Would you pull out every line of the material that contains the string "Forecast"?
──────── Records for the exercise
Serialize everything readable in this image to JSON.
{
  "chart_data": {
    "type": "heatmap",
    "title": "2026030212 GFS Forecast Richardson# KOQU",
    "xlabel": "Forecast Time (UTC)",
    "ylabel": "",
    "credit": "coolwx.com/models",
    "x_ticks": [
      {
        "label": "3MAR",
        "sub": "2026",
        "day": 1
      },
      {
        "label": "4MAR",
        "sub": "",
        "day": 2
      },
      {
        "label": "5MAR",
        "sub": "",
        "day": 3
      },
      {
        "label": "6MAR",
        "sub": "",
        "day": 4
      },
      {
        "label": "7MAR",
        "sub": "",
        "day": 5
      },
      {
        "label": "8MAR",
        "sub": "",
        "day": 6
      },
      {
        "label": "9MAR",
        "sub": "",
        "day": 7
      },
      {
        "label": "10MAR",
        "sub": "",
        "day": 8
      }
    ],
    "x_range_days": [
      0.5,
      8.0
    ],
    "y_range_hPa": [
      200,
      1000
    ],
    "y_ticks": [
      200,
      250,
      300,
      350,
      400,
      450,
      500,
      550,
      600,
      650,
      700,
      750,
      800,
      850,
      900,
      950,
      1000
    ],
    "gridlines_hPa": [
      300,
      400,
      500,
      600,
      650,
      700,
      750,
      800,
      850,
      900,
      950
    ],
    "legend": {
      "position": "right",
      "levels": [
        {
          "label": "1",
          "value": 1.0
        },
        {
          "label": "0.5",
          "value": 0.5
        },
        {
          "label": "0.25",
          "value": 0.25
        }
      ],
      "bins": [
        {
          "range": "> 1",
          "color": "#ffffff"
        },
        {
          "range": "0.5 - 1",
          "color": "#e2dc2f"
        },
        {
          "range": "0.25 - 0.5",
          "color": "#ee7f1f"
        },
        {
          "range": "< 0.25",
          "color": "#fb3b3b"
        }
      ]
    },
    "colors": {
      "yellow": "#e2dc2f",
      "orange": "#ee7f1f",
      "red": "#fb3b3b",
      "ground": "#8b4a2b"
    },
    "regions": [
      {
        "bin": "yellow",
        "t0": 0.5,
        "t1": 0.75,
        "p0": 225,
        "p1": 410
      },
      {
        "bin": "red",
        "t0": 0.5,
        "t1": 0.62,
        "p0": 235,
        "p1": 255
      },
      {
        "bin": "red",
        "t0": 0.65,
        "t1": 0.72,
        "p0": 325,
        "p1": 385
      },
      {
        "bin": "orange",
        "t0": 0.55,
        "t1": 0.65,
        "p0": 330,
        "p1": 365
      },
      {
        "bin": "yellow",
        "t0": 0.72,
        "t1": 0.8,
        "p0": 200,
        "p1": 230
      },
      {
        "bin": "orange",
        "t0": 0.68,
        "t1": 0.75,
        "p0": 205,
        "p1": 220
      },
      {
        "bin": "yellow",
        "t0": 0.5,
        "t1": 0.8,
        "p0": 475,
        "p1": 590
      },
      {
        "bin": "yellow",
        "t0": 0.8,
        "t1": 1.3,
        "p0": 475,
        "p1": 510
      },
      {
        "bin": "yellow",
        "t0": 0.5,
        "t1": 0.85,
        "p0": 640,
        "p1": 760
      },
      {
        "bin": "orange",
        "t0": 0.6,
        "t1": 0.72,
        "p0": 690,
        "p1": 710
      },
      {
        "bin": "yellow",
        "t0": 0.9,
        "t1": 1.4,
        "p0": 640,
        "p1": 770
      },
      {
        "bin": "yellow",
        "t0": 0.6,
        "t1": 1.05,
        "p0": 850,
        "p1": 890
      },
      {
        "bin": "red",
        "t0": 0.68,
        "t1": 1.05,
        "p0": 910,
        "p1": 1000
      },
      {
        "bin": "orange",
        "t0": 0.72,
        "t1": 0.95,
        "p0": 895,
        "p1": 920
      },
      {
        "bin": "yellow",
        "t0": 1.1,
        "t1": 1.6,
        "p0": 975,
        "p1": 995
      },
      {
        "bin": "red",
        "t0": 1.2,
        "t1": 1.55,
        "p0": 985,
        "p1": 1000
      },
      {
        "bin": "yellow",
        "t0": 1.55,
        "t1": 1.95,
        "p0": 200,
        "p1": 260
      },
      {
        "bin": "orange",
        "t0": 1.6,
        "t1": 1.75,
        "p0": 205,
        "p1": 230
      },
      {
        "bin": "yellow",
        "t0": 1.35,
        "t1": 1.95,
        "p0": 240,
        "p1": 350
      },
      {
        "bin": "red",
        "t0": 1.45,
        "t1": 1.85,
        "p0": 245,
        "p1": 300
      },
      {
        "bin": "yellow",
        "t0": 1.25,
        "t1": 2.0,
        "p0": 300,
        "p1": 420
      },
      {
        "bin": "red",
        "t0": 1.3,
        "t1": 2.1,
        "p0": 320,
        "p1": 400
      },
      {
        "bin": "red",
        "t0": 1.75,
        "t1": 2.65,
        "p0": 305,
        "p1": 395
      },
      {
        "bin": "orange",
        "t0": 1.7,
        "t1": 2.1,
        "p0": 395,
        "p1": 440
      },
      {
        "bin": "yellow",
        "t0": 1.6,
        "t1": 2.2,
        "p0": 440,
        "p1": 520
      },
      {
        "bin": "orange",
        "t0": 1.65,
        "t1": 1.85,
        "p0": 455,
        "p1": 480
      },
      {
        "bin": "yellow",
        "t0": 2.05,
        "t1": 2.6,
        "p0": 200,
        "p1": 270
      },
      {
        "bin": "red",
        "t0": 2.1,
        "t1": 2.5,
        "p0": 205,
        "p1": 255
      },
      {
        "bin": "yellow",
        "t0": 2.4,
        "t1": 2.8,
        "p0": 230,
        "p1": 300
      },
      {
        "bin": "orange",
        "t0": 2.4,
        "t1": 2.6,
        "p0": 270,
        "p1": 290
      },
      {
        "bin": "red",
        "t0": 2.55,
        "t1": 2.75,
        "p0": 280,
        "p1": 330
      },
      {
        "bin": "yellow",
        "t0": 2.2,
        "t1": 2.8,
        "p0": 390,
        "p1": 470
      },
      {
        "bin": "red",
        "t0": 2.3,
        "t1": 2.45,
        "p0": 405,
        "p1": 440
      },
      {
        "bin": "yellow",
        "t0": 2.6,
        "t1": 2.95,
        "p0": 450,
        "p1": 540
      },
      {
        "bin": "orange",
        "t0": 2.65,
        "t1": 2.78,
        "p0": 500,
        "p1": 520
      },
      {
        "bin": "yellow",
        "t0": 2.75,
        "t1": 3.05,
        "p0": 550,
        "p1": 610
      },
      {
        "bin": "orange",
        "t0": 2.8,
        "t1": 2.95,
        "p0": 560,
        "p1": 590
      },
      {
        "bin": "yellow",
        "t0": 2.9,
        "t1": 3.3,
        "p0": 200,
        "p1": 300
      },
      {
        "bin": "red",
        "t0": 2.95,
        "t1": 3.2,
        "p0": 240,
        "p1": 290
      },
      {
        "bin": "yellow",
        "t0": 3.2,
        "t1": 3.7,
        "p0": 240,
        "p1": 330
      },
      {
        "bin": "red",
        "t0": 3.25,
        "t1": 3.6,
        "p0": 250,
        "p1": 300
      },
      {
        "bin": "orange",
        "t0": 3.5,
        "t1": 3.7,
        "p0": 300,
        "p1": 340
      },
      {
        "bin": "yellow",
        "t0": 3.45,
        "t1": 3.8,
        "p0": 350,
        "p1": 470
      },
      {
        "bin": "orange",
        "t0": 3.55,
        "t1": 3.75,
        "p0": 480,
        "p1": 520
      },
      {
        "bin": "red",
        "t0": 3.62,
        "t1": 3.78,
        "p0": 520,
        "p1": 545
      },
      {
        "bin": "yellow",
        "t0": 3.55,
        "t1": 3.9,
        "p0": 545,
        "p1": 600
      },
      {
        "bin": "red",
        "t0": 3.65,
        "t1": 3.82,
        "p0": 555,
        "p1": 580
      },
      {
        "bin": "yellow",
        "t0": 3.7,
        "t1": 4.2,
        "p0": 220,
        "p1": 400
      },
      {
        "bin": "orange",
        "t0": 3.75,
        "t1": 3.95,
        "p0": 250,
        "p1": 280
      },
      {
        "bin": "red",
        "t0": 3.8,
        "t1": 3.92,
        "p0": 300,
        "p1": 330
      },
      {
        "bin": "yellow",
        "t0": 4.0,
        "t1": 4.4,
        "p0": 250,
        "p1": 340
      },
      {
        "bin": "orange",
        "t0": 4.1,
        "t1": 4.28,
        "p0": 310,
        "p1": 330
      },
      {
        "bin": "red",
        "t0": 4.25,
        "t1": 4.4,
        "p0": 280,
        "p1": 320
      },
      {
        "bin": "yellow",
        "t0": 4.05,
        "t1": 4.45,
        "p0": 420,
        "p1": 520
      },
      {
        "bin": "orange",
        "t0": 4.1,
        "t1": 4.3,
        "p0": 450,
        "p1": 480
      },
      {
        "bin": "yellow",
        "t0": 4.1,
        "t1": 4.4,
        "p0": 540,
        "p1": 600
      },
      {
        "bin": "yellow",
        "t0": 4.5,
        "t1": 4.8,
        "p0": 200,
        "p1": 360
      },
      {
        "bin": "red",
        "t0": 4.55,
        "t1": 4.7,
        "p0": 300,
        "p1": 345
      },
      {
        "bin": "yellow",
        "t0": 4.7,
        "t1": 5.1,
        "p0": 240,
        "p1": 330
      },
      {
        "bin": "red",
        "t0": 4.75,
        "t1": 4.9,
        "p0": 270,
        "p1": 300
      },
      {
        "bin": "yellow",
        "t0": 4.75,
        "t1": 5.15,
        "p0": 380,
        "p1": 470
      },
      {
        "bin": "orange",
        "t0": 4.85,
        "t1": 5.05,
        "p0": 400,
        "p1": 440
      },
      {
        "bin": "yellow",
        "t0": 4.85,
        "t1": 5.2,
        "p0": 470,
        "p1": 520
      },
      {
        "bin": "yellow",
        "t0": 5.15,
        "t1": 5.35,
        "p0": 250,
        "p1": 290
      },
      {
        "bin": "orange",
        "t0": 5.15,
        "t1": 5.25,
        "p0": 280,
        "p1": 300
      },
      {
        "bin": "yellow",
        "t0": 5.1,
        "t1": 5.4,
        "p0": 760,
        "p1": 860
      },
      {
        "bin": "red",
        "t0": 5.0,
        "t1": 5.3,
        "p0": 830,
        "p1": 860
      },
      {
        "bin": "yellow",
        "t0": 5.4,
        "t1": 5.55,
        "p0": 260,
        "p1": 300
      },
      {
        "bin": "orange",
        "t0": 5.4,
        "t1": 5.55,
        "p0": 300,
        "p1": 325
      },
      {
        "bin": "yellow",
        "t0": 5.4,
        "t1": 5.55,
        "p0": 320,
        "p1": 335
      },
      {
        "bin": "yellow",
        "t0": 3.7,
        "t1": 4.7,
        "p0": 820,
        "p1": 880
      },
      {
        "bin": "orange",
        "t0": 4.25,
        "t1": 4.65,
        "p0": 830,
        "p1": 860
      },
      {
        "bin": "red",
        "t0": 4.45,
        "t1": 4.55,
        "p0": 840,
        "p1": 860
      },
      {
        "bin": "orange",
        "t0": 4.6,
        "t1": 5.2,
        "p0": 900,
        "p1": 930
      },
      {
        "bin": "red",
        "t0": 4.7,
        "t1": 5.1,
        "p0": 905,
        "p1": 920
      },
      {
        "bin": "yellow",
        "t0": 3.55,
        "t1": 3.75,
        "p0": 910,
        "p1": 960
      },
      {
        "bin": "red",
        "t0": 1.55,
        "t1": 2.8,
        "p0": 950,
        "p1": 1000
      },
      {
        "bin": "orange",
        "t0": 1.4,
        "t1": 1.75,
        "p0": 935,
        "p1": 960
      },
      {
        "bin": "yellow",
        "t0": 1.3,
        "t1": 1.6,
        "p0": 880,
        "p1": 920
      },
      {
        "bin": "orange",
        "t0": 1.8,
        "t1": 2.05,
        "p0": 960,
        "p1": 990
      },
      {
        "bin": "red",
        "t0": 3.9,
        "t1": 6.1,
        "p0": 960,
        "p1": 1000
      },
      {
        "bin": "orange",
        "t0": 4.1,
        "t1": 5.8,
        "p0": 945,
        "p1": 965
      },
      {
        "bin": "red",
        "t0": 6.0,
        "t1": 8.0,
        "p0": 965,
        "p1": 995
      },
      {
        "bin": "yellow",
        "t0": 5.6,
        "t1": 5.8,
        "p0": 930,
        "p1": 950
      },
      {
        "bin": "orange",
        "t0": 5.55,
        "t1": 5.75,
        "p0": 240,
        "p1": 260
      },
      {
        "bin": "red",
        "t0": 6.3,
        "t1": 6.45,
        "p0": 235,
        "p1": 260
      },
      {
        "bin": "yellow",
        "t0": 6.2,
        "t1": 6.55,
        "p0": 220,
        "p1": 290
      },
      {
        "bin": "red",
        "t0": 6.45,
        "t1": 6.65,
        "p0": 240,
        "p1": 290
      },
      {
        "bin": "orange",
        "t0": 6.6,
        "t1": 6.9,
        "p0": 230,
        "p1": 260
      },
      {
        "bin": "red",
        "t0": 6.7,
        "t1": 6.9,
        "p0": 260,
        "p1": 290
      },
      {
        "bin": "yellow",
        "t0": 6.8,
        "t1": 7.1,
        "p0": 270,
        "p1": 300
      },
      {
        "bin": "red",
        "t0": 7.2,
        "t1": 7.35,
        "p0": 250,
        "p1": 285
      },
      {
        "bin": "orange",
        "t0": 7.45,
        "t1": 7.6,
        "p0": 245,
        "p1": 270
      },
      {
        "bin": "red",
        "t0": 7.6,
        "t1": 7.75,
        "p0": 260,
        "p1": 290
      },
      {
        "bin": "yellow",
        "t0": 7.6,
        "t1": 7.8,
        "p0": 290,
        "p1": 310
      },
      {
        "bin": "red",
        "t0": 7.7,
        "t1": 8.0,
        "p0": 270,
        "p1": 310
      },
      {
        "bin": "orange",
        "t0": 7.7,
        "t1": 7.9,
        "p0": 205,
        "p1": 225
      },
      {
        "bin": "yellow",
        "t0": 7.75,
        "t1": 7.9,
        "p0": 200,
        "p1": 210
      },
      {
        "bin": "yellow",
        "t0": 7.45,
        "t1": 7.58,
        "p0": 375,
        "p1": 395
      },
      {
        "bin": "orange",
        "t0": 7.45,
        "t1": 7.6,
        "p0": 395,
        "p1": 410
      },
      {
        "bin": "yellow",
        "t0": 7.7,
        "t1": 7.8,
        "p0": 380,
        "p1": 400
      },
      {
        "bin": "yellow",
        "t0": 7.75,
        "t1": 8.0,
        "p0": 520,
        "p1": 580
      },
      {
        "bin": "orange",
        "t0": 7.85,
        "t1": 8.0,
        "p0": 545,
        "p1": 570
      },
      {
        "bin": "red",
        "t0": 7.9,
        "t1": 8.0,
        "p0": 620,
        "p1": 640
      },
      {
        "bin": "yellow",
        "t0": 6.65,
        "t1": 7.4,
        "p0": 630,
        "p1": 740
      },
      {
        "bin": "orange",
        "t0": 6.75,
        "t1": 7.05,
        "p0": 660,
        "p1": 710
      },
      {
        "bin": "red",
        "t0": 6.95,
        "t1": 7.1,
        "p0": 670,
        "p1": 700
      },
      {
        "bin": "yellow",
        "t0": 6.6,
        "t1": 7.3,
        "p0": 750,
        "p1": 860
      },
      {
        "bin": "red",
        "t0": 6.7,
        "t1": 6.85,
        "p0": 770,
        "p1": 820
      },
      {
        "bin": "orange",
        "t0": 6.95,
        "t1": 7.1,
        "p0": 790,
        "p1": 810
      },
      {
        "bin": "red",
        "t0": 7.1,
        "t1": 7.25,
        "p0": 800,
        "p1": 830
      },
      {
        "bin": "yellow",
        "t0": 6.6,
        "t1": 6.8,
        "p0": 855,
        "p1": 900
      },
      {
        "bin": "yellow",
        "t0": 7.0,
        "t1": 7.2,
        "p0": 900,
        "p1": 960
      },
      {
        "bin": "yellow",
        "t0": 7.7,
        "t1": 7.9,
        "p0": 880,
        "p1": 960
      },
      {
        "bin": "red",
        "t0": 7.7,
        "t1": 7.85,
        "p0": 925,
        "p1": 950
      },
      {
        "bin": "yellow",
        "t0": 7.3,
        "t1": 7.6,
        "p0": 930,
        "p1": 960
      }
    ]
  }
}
────────────────
§ Final result
    "title": "2026030212 GFS Forecast Richardson# KOQU",
    "xlabel": "Forecast Time (UTC)",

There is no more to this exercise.